Check every line below for the word "wash" and show those that hold it.

**A block of data**
>> Start
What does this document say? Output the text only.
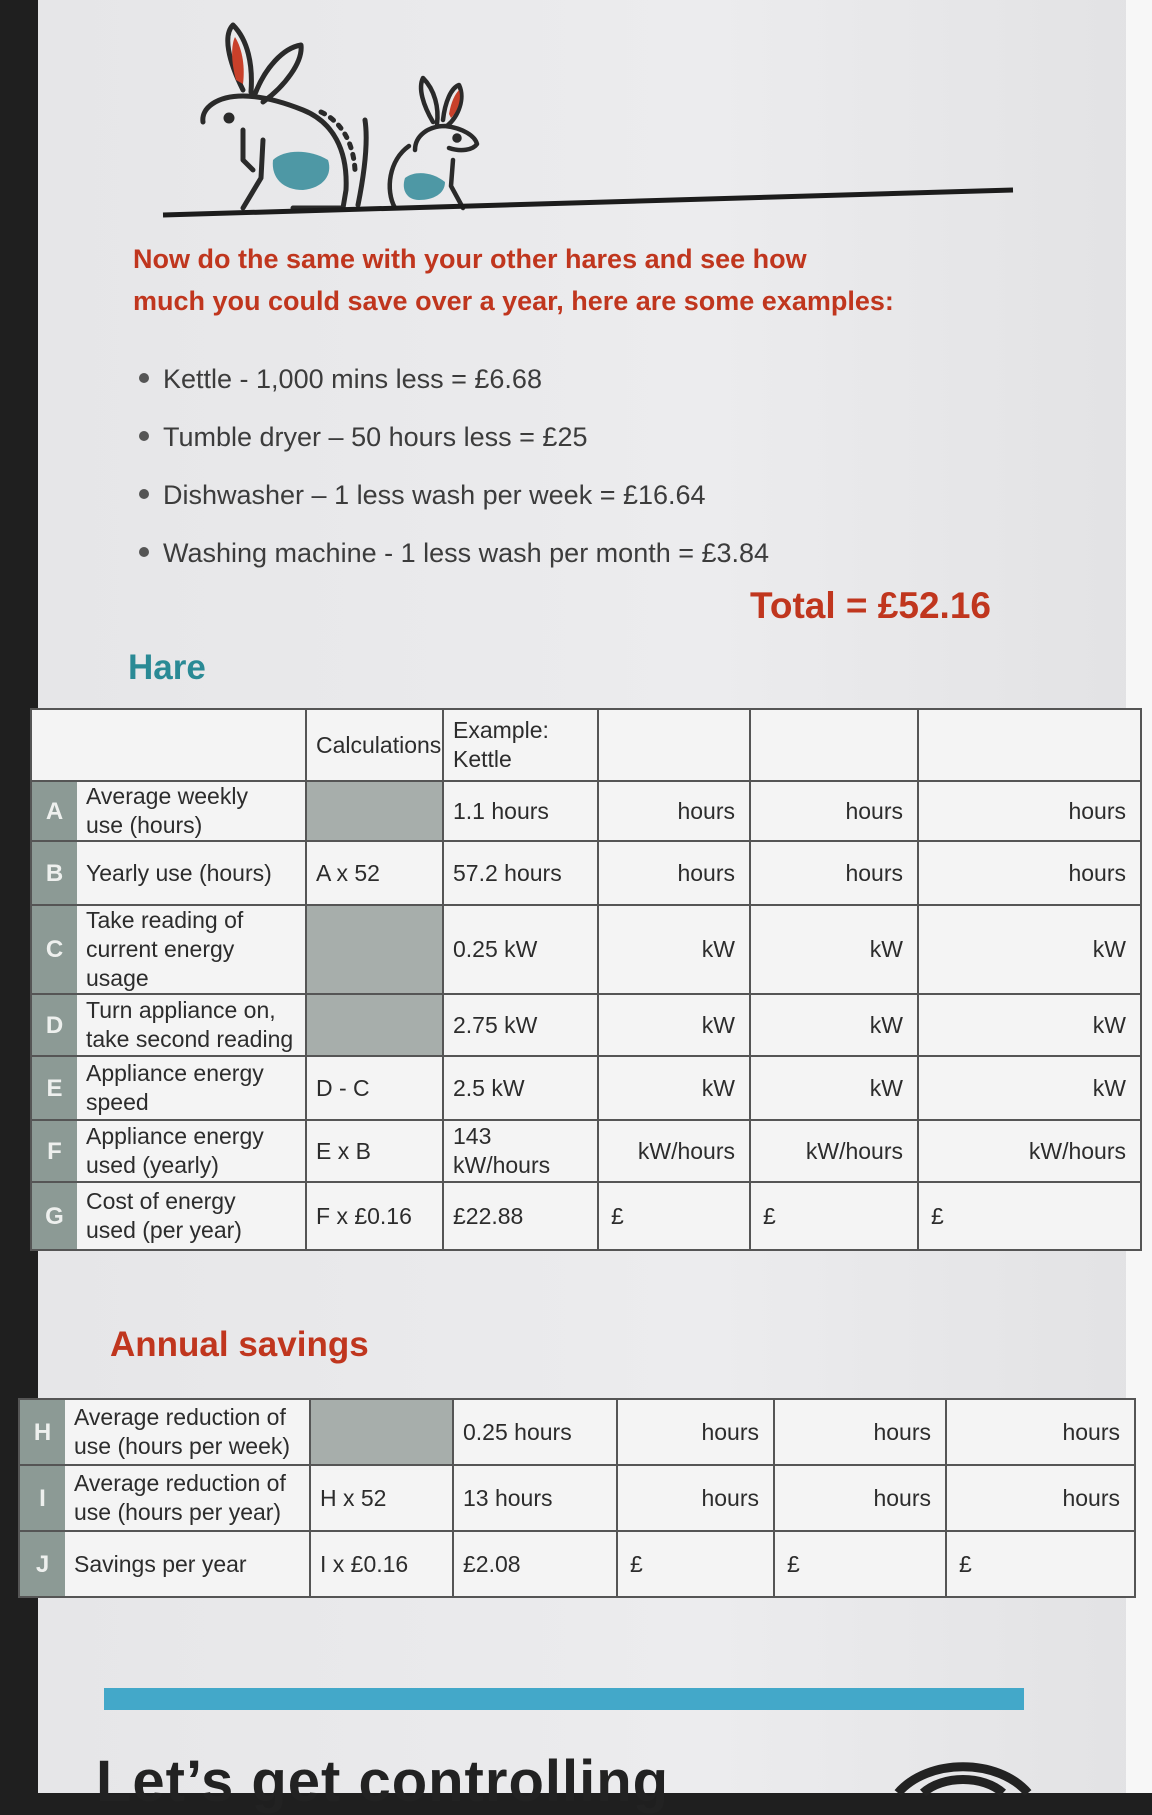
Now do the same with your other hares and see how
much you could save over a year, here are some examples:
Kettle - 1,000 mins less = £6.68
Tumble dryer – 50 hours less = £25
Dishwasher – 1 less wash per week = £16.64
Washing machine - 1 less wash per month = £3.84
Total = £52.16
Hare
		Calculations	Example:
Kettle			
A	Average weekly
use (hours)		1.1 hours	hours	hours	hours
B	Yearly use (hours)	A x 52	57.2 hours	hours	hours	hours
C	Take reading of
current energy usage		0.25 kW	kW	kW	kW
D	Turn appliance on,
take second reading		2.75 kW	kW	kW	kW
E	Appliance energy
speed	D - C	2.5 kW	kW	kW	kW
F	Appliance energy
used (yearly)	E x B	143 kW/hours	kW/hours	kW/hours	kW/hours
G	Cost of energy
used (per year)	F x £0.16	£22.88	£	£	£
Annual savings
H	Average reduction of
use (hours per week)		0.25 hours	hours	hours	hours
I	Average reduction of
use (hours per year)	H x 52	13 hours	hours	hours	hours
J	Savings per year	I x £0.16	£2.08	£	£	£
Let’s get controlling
>> End
>> Start
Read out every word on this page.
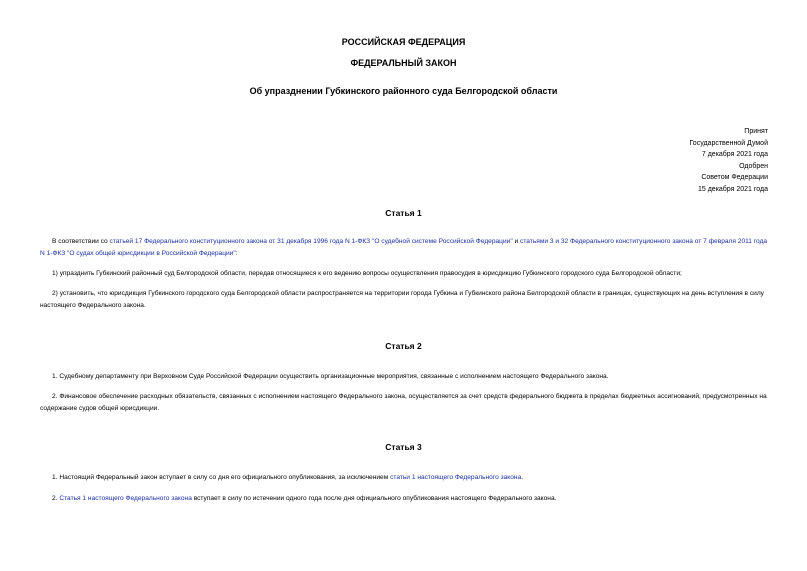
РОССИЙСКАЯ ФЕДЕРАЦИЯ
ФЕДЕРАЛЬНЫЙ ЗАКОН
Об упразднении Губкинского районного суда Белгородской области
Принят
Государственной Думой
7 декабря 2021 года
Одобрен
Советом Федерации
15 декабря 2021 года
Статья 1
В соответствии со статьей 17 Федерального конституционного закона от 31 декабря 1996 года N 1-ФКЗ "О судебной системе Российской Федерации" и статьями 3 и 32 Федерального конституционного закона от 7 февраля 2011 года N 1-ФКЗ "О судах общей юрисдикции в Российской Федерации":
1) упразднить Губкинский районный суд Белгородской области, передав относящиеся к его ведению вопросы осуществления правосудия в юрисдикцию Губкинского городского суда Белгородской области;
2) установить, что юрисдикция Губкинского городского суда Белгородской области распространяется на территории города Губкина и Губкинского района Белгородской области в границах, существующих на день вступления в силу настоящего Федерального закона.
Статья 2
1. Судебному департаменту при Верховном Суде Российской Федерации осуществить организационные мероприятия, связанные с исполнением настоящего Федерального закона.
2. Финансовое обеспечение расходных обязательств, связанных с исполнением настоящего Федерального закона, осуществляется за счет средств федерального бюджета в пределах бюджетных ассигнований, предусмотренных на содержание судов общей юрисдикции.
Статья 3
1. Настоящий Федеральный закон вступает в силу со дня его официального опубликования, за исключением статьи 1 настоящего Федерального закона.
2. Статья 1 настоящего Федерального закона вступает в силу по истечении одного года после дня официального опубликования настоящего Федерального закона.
>> End
>> Start
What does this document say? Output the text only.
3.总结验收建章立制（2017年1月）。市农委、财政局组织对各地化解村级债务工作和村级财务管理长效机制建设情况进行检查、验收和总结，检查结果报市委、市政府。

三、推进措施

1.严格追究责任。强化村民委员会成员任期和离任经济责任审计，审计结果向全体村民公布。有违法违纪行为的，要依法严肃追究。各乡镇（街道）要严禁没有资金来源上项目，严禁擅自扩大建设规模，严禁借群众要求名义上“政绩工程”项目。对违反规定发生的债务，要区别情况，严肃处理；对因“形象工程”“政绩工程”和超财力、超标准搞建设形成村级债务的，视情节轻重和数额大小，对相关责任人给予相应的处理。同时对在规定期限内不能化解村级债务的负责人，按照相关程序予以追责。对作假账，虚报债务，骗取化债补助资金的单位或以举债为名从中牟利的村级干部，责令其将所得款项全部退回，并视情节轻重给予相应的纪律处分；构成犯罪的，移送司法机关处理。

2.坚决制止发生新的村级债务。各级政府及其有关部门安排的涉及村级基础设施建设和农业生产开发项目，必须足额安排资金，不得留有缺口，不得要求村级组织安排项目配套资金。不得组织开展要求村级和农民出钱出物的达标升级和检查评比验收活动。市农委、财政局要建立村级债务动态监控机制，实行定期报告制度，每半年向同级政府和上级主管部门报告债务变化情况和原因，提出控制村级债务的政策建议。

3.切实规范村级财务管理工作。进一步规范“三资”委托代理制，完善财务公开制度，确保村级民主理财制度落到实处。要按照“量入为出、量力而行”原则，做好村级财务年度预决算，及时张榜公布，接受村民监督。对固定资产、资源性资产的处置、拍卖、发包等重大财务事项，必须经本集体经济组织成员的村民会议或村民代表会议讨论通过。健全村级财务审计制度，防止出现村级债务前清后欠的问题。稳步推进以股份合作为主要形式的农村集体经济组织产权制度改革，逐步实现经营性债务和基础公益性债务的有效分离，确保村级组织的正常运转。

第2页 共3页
>> End
**OUTPUT OF THE EXERCISE**
Dishwasher – 1 less wash per week = £16.64
Washing machine - 1 less wash per month = £3.84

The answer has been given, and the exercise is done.